### WRITTEN INSTRUCTION
Do not include the pictures; repeat the rest of the data exactly.

### GIVEN INFORMATION
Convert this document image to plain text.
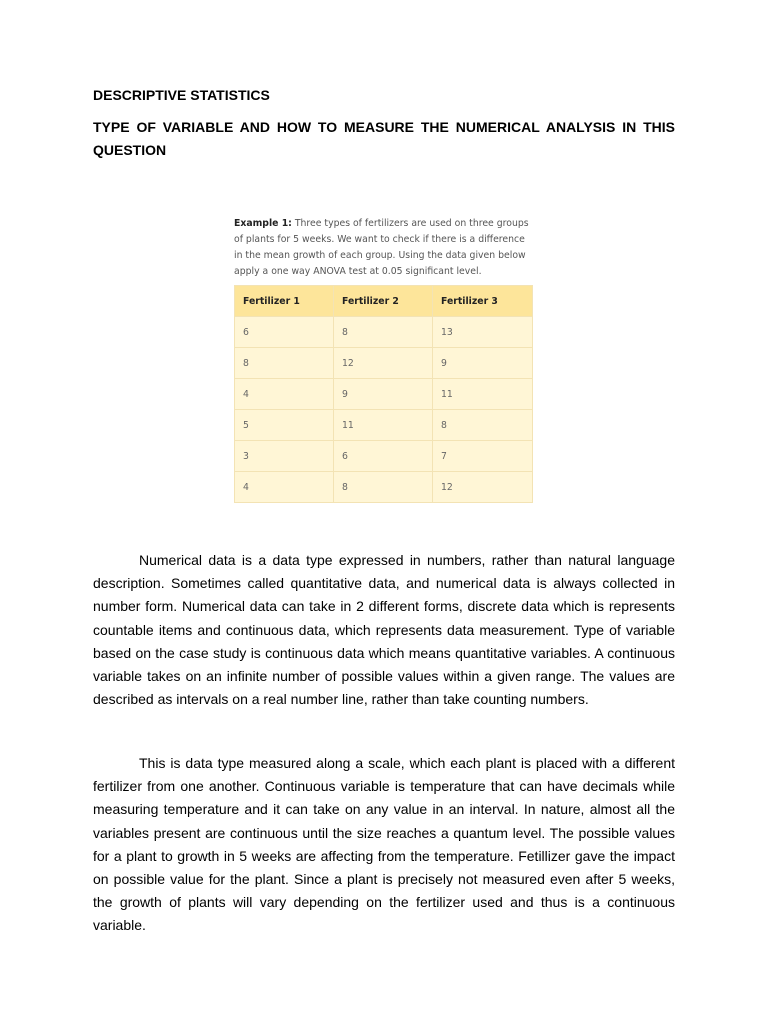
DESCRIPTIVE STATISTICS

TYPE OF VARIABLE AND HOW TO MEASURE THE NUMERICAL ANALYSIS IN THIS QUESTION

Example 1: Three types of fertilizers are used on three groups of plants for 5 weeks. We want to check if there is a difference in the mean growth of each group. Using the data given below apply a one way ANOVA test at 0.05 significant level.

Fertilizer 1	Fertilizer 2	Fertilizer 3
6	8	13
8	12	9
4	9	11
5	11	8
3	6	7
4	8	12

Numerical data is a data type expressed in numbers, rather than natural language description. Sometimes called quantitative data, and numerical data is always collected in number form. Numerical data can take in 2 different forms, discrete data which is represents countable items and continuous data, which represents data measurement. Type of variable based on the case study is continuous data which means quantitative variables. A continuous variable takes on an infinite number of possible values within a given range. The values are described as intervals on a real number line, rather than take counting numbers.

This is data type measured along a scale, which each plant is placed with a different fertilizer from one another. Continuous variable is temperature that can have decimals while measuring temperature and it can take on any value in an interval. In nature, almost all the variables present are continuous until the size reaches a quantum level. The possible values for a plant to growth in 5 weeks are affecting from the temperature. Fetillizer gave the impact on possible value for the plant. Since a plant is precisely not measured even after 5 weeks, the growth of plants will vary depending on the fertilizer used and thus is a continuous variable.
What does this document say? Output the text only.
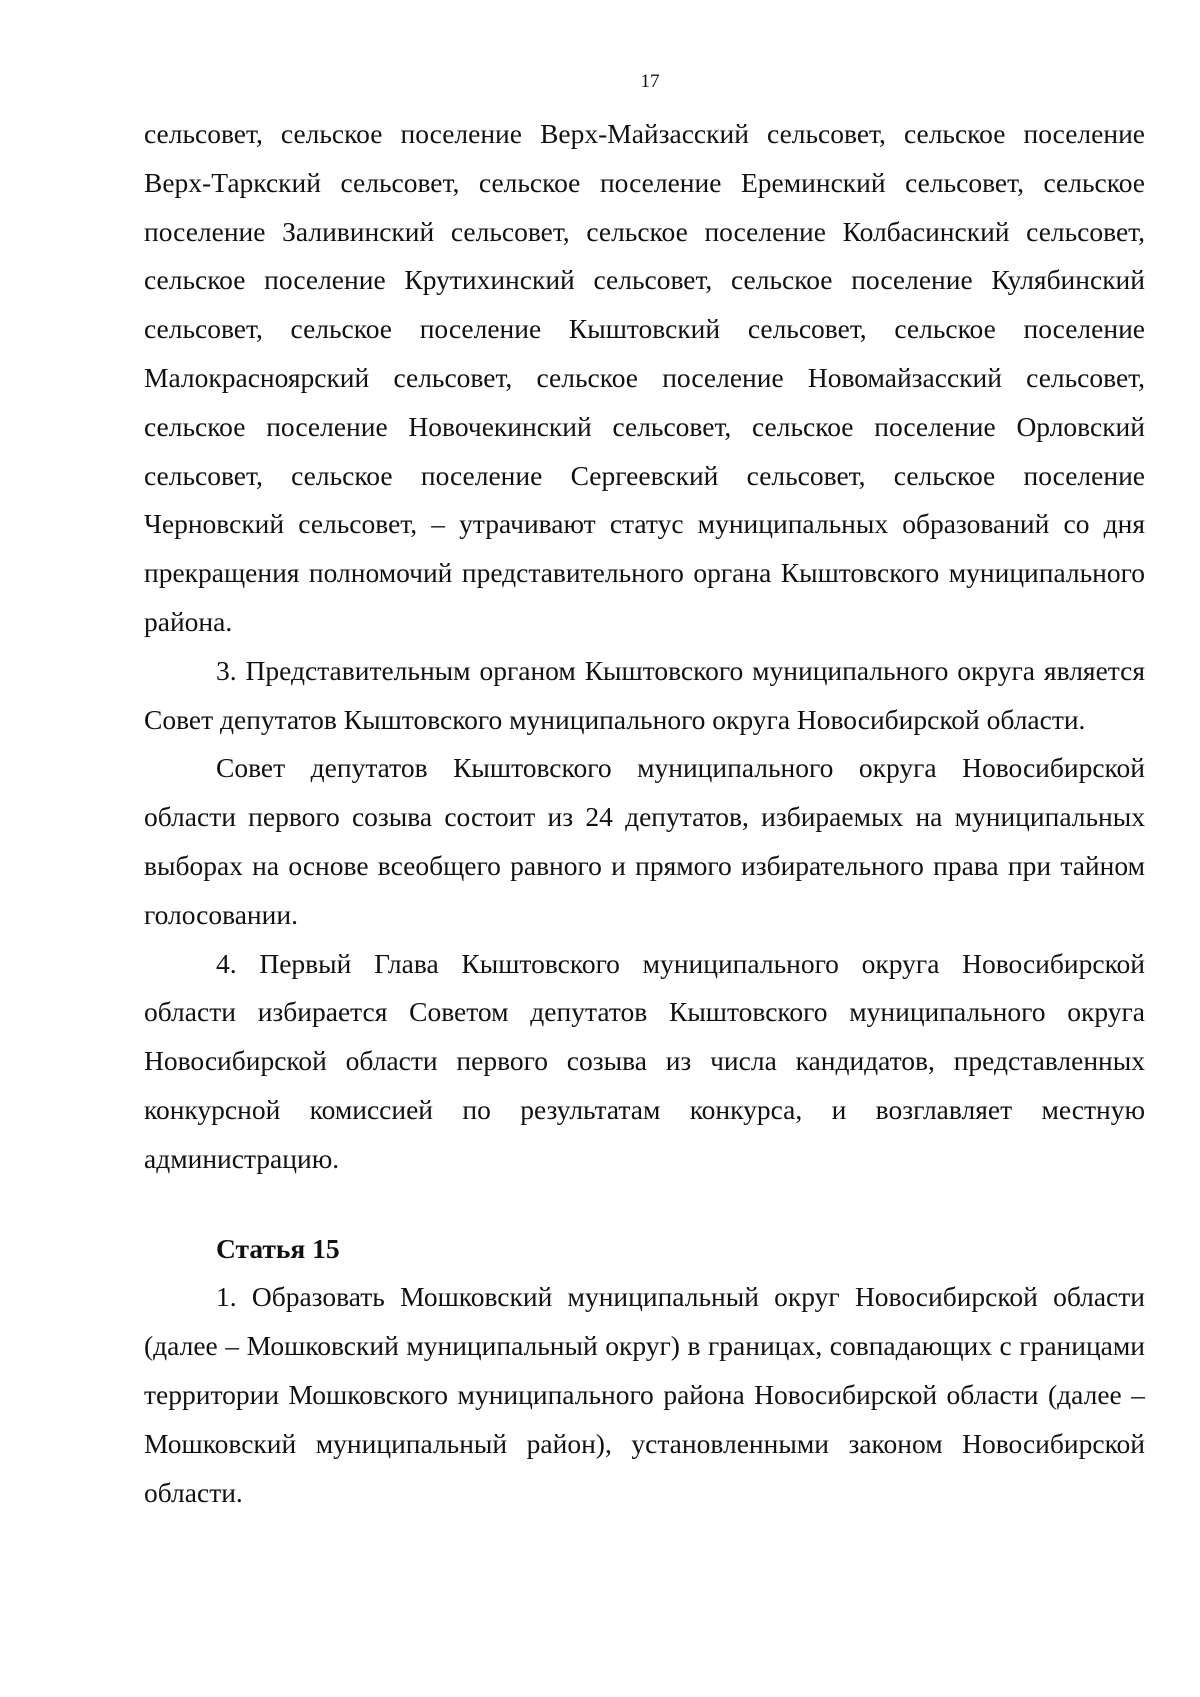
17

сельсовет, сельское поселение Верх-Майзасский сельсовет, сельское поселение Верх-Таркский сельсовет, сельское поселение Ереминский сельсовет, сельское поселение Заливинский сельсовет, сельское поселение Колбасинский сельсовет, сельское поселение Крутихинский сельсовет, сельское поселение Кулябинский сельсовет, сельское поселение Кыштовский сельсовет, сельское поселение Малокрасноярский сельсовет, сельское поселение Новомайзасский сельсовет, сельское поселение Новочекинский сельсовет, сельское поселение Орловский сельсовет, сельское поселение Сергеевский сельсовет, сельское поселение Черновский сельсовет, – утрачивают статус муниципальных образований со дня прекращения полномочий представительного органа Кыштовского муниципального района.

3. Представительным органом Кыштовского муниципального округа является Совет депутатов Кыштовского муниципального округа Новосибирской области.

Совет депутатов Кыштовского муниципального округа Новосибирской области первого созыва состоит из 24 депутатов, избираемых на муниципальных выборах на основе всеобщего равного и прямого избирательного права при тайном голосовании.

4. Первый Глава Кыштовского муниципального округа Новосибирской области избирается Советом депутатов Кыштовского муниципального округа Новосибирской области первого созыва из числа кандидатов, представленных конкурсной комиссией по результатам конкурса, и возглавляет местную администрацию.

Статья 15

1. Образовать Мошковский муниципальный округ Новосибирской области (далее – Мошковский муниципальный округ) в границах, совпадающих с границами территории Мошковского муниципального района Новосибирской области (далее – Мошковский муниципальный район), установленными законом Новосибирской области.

### TASK SOLUTION
Convert this document image to plain text.
DESCRIPTIVE STATISTICS

TYPE OF VARIABLE AND HOW TO MEASURE THE NUMERICAL ANALYSIS IN THIS QUESTION

Example 1: Three types of fertilizers are used on three groups of plants for 5 weeks. We want to check if there is a difference in the mean growth of each group. Using the data given below apply a one way ANOVA test at 0.05 significant level.

Fertilizer 1	Fertilizer 2	Fertilizer 3
6	8	13
8	12	9
4	9	11
5	11	8
3	6	7
4	8	12

Numerical data is a data type expressed in numbers, rather than natural language description. Sometimes called quantitative data, and numerical data is always collected in number form. Numerical data can take in 2 different forms, discrete data which is represents countable items and continuous data, which represents data measurement. Type of variable based on the case study is continuous data which means quantitative variables. A continuous variable takes on an infinite number of possible values within a given range. The values are described as intervals on a real number line, rather than take counting numbers.

This is data type measured along a scale, which each plant is placed with a different fertilizer from one another. Continuous variable is temperature that can have decimals while measuring temperature and it can take on any value in an interval. In nature, almost all the variables present are continuous until the size reaches a quantum level. The possible values for a plant to growth in 5 weeks are affecting from the temperature. Fetillizer gave the impact on possible value for the plant. Since a plant is precisely not measured even after 5 weeks, the growth of plants will vary depending on the fertilizer used and thus is a continuous variable.
What does this document say? Output the text only.
17

сельсовет, сельское поселение Верх-Майзасский сельсовет, сельское поселение Верх-Таркский сельсовет, сельское поселение Ереминский сельсовет, сельское поселение Заливинский сельсовет, сельское поселение Колбасинский сельсовет, сельское поселение Крутихинский сельсовет, сельское поселение Кулябинский сельсовет, сельское поселение Кыштовский сельсовет, сельское поселение Малокрасноярский сельсовет, сельское поселение Новомайзасский сельсовет, сельское поселение Новочекинский сельсовет, сельское поселение Орловский сельсовет, сельское поселение Сергеевский сельсовет, сельское поселение Черновский сельсовет, – утрачивают статус муниципальных образований со дня прекращения полномочий представительного органа Кыштовского муниципального района.

3. Представительным органом Кыштовского муниципального округа является Совет депутатов Кыштовского муниципального округа Новосибирской области.

Совет депутатов Кыштовского муниципального округа Новосибирской области первого созыва состоит из 24 депутатов, избираемых на муниципальных выборах на основе всеобщего равного и прямого избирательного права при тайном голосовании.

4. Первый Глава Кыштовского муниципального округа Новосибирской области избирается Советом депутатов Кыштовского муниципального округа Новосибирской области первого созыва из числа кандидатов, представленных конкурсной комиссией по результатам конкурса, и возглавляет местную администрацию.

Статья 15

1. Образовать Мошковский муниципальный округ Новосибирской области (далее – Мошковский муниципальный округ) в границах, совпадающих с границами территории Мошковского муниципального района Новосибирской области (далее – Мошковский муниципальный район), установленными законом Новосибирской области.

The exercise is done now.